◆ Data for the task
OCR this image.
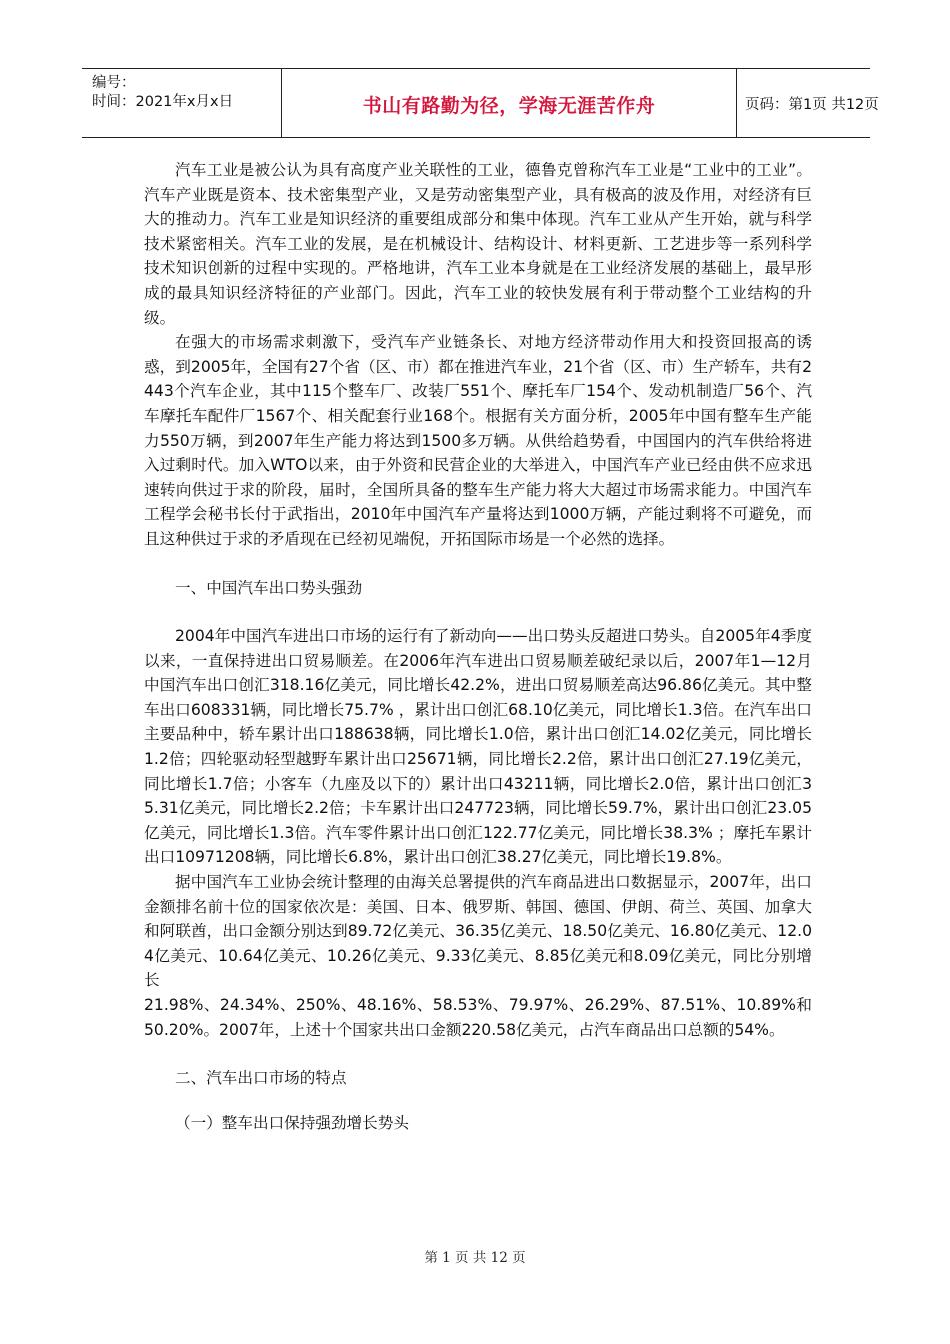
编号：
时间：2021年x月x日	书山有路勤为径，学海无涯苦作舟	页码：第1页 共12页

汽车工业是被公认为具有高度产业关联性的工业，德鲁克曾称汽车工业是“工业中的工业”。 汽车产业既是资本、技术密集型产业，又是劳动密集型产业，具有极高的波及作用，对经济有巨大的推动力。汽车工业是知识经济的重要组成部分和集中体现。汽车工业从产生开始，就与科学技术紧密相关。汽车工业的发展，是在机械设计、结构设计、材料更新、工艺进步等一系列科学技术知识创新的过程中实现的。严格地讲，汽车工业本身就是在工业经济发展的基础上，最早形成的最具知识经济特征的产业部门。因此，汽车工业的较快发展有利于带动整个工业结构的升级。

在强大的市场需求刺激下，受汽车产业链条长、对地方经济带动作用大和投资回报高的诱惑，到2005年，全国有27个省（区、市）都在推进汽车业，21个省（区、市）生产轿车，共有2443个汽车企业，其中115个整车厂、改装厂551个、摩托车厂154个、发动机制造厂56个、汽车摩托车配件厂1567个、相关配套行业168个。根据有关方面分析，2005年中国有整车生产能力550万辆，到2007年生产能力将达到1500多万辆。从供给趋势看，中国国内的汽车供给将进入过剩时代。加入WTO以来，由于外资和民营企业的大举进入，中国汽车产业已经由供不应求迅速转向供过于求的阶段，届时，全国所具备的整车生产能力将大大超过市场需求能力。中国汽车工程学会秘书长付于武指出，2010年中国汽车产量将达到1000万辆，产能过剩将不可避免，而且这种供过于求的矛盾现在已经初见端倪，开拓国际市场是一个必然的选择。

一、中国汽车出口势头强劲

2004年中国汽车进出口市场的运行有了新动向——出口势头反超进口势头。自2005年4季度以来，一直保持进出口贸易顺差。在2006年汽车进出口贸易顺差破纪录以后，2007年1—12月中国汽车出口创汇318.16亿美元，同比增长42.2%，进出口贸易顺差高达96.86亿美元。其中整车出口608331辆，同比增长75.7% ，累计出口创汇68.10亿美元，同比增长1.3倍。在汽车出口主要品种中，轿车累计出口188638辆，同比增长1.0倍，累计出口创汇14.02亿美元，同比增长1.2倍；四轮驱动轻型越野车累计出口25671辆，同比增长2.2倍，累计出口创汇27.19亿美元，同比增长1.7倍；小客车（九座及以下的）累计出口43211辆，同比增长2.0倍，累计出口创汇35.31亿美元，同比增长2.2倍；卡车累计出口247723辆，同比增长59.7%，累计出口创汇23.05亿美元，同比增长1.3倍。汽车零件累计出口创汇122.77亿美元，同比增长38.3% ；摩托车累计出口10971208辆，同比增长6.8%，累计出口创汇38.27亿美元，同比增长19.8%。

据中国汽车工业协会统计整理的由海关总署提供的汽车商品进出口数据显示，2007年，出口金额排名前十位的国家依次是：美国、日本、俄罗斯、韩国、德国、伊朗、荷兰、英国、加拿大和阿联酋，出口金额分别达到89.72亿美元、36.35亿美元、18.50亿美元、16.80亿美元、12.04亿美元、10.64亿美元、10.26亿美元、9.33亿美元、8.85亿美元和8.09亿美元，同比分别增长

21.98%、24.34%、250%、48.16%、58.53%、79.97%、26.29%、87.51%、10.89%和50.20%。2007年，上述十个国家共出口金额220.58亿美元，占汽车商品出口总额的54%。

二、汽车出口市场的特点

（一）整车出口保持强劲增长势头

第 1 页 共 12 页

◆ Exercise
Keep the pictures out of the copy and return the rest of the data above exactly.

◆ Exercise result
OCR this image.
编号：
时间：2021年x月x日	书山有路勤为径，学海无涯苦作舟	页码：第1页 共12页

汽车工业是被公认为具有高度产业关联性的工业，德鲁克曾称汽车工业是“工业中的工业”。 汽车产业既是资本、技术密集型产业，又是劳动密集型产业，具有极高的波及作用，对经济有巨大的推动力。汽车工业是知识经济的重要组成部分和集中体现。汽车工业从产生开始，就与科学技术紧密相关。汽车工业的发展，是在机械设计、结构设计、材料更新、工艺进步等一系列科学技术知识创新的过程中实现的。严格地讲，汽车工业本身就是在工业经济发展的基础上，最早形成的最具知识经济特征的产业部门。因此，汽车工业的较快发展有利于带动整个工业结构的升级。

在强大的市场需求刺激下，受汽车产业链条长、对地方经济带动作用大和投资回报高的诱惑，到2005年，全国有27个省（区、市）都在推进汽车业，21个省（区、市）生产轿车，共有2443个汽车企业，其中115个整车厂、改装厂551个、摩托车厂154个、发动机制造厂56个、汽车摩托车配件厂1567个、相关配套行业168个。根据有关方面分析，2005年中国有整车生产能力550万辆，到2007年生产能力将达到1500多万辆。从供给趋势看，中国国内的汽车供给将进入过剩时代。加入WTO以来，由于外资和民营企业的大举进入，中国汽车产业已经由供不应求迅速转向供过于求的阶段，届时，全国所具备的整车生产能力将大大超过市场需求能力。中国汽车工程学会秘书长付于武指出，2010年中国汽车产量将达到1000万辆，产能过剩将不可避免，而且这种供过于求的矛盾现在已经初见端倪，开拓国际市场是一个必然的选择。

一、中国汽车出口势头强劲

2004年中国汽车进出口市场的运行有了新动向——出口势头反超进口势头。自2005年4季度以来，一直保持进出口贸易顺差。在2006年汽车进出口贸易顺差破纪录以后，2007年1—12月中国汽车出口创汇318.16亿美元，同比增长42.2%，进出口贸易顺差高达96.86亿美元。其中整车出口608331辆，同比增长75.7% ，累计出口创汇68.10亿美元，同比增长1.3倍。在汽车出口主要品种中，轿车累计出口188638辆，同比增长1.0倍，累计出口创汇14.02亿美元，同比增长1.2倍；四轮驱动轻型越野车累计出口25671辆，同比增长2.2倍，累计出口创汇27.19亿美元，同比增长1.7倍；小客车（九座及以下的）累计出口43211辆，同比增长2.0倍，累计出口创汇35.31亿美元，同比增长2.2倍；卡车累计出口247723辆，同比增长59.7%，累计出口创汇23.05亿美元，同比增长1.3倍。汽车零件累计出口创汇122.77亿美元，同比增长38.3% ；摩托车累计出口10971208辆，同比增长6.8%，累计出口创汇38.27亿美元，同比增长19.8%。

据中国汽车工业协会统计整理的由海关总署提供的汽车商品进出口数据显示，2007年，出口金额排名前十位的国家依次是：美国、日本、俄罗斯、韩国、德国、伊朗、荷兰、英国、加拿大和阿联酋，出口金额分别达到89.72亿美元、36.35亿美元、18.50亿美元、16.80亿美元、12.04亿美元、10.64亿美元、10.26亿美元、9.33亿美元、8.85亿美元和8.09亿美元，同比分别增长

21.98%、24.34%、250%、48.16%、58.53%、79.97%、26.29%、87.51%、10.89%和50.20%。2007年，上述十个国家共出口金额220.58亿美元，占汽车商品出口总额的54%。

二、汽车出口市场的特点

（一）整车出口保持强劲增长势头

第 1 页 共 12 页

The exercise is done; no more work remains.